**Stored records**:
--------------------

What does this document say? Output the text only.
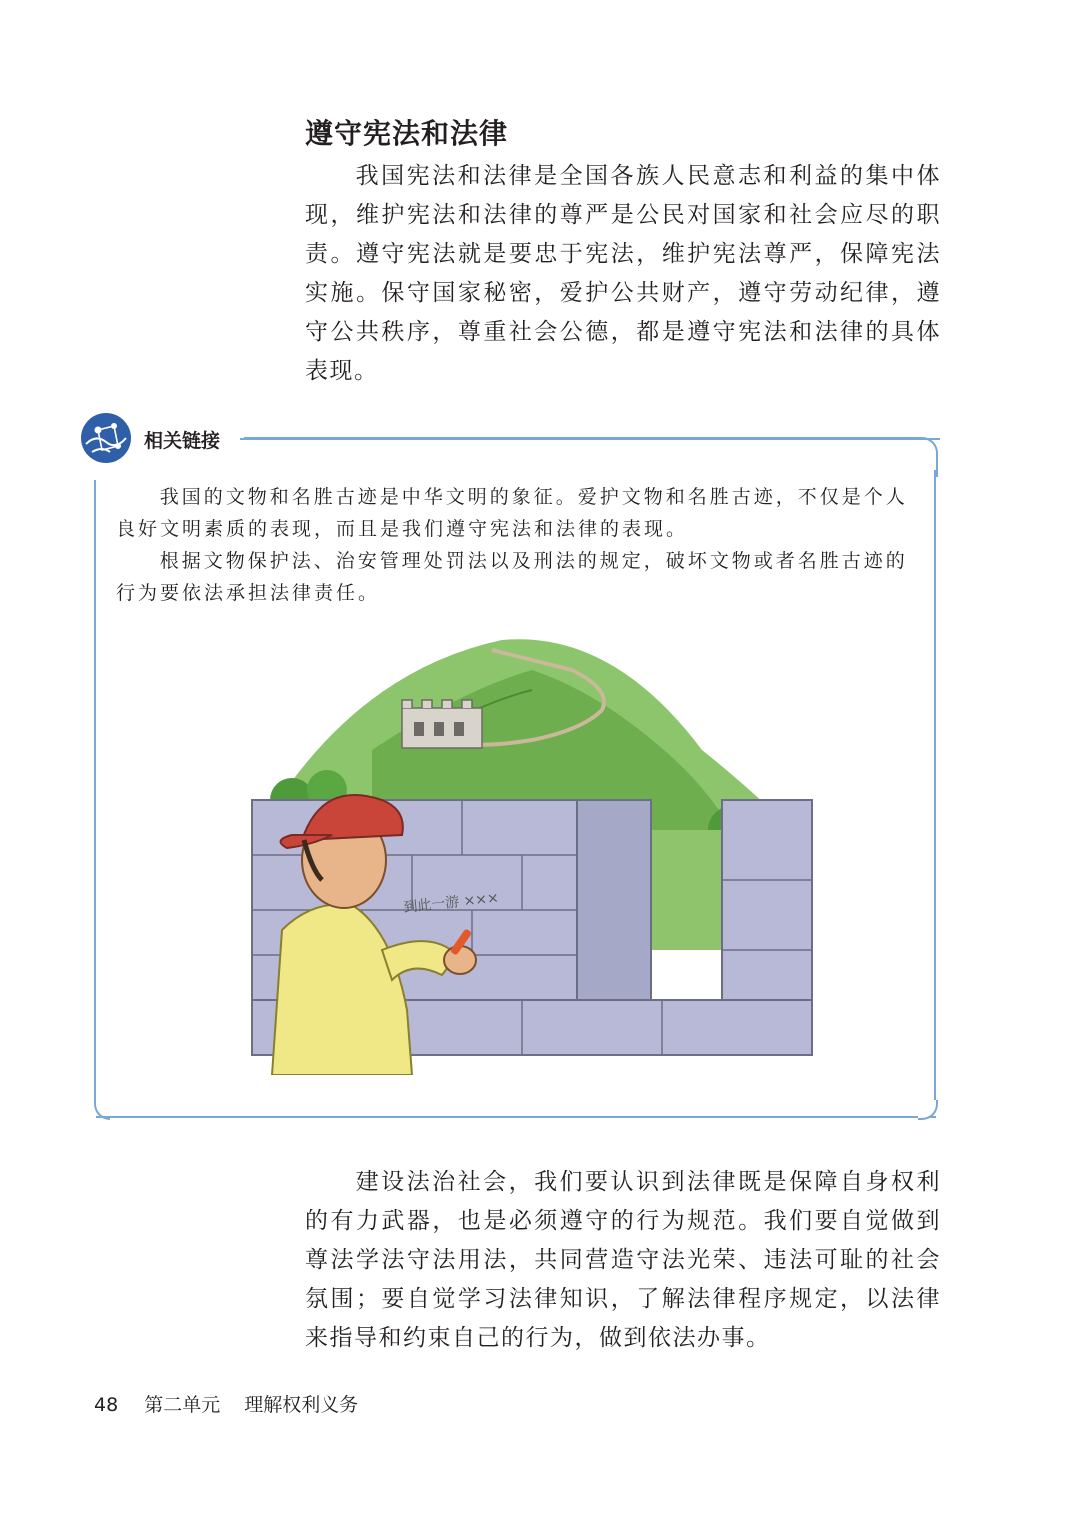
遵守宪法和法律

我国宪法和法律是全国各族人民意志和利益的集中体现，维护宪法和法律的尊严是公民对国家和社会应尽的职责。遵守宪法就是要忠于宪法，维护宪法尊严，保障宪法实施。保守国家秘密，爱护公共财产，遵守劳动纪律，遵守公共秩序，尊重社会公德，都是遵守宪法和法律的具体表现。

相关链接

我国的文物和名胜古迹是中华文明的象征。爱护文物和名胜古迹，不仅是个人良好文明素质的表现，而且是我们遵守宪法和法律的表现。

根据文物保护法、治安管理处罚法以及刑法的规定，破坏文物或者名胜古迹的行为要依法承担法律责任。

到此一游 ×××

建设法治社会，我们要认识到法律既是保障自身权利的有力武器，也是必须遵守的行为规范。我们要自觉做到尊法学法守法用法，共同营造守法光荣、违法可耻的社会氛围；要自觉学习法律知识，了解法律程序规定，以法律来指导和约束自己的行为，做到依法办事。

48 第二单元 理解权利义务
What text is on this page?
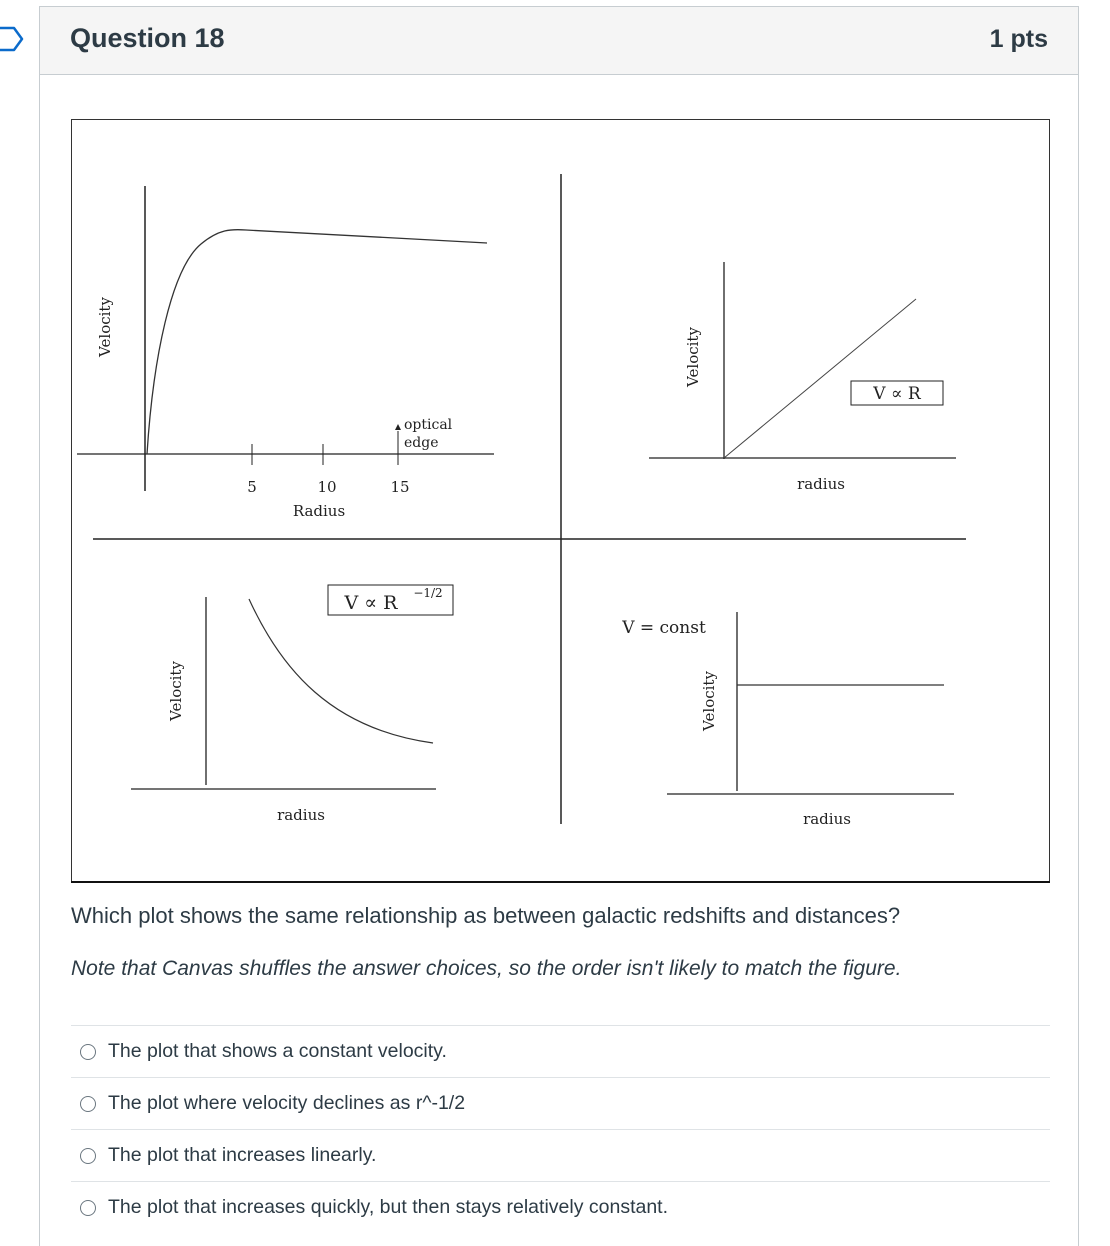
Question 18	1 pts
5	10	15
Radius
optical
edge
Velocity
V ∝ R
radius
Velocity
V ∝ R −1/2
radius
Velocity
V = const
radius
Velocity
Which plot shows the same relationship as between galactic redshifts and distances?
Note that Canvas shuffles the answer choices, so the order isn't likely to match the figure.
The plot that shows a constant velocity.
The plot where velocity declines as r^-1/2
The plot that increases linearly.
The plot that increases quickly, but then stays relatively constant.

--------------------

**Problem requirements**: Each line above is to be copied verbatim. Drop any image from the copy.

**Response for this exercise**:
What does this document say? Output the text only.
遵守宪法和法律

我国宪法和法律是全国各族人民意志和利益的集中体现，维护宪法和法律的尊严是公民对国家和社会应尽的职责。遵守宪法就是要忠于宪法，维护宪法尊严，保障宪法实施。保守国家秘密，爱护公共财产，遵守劳动纪律，遵守公共秩序，尊重社会公德，都是遵守宪法和法律的具体表现。

相关链接

我国的文物和名胜古迹是中华文明的象征。爱护文物和名胜古迹，不仅是个人良好文明素质的表现，而且是我们遵守宪法和法律的表现。

根据文物保护法、治安管理处罚法以及刑法的规定，破坏文物或者名胜古迹的行为要依法承担法律责任。

到此一游 ×××

建设法治社会，我们要认识到法律既是保障自身权利的有力武器，也是必须遵守的行为规范。我们要自觉做到尊法学法守法用法，共同营造守法光荣、违法可耻的社会氛围；要自觉学习法律知识，了解法律程序规定，以法律来指导和约束自己的行为，做到依法办事。

48 第二单元 理解权利义务
What text is on this page?
Question 18	1 pts
5	10	15
Radius
optical
edge
Velocity
V ∝ R
radius
Velocity
V ∝ R −1/2
radius
Velocity
V = const
radius
Velocity
Which plot shows the same relationship as between galactic redshifts and distances?
Note that Canvas shuffles the answer choices, so the order isn't likely to match the figure.
The plot that shows a constant velocity.
The plot where velocity declines as r^-1/2
The plot that increases linearly.
The plot that increases quickly, but then stays relatively constant.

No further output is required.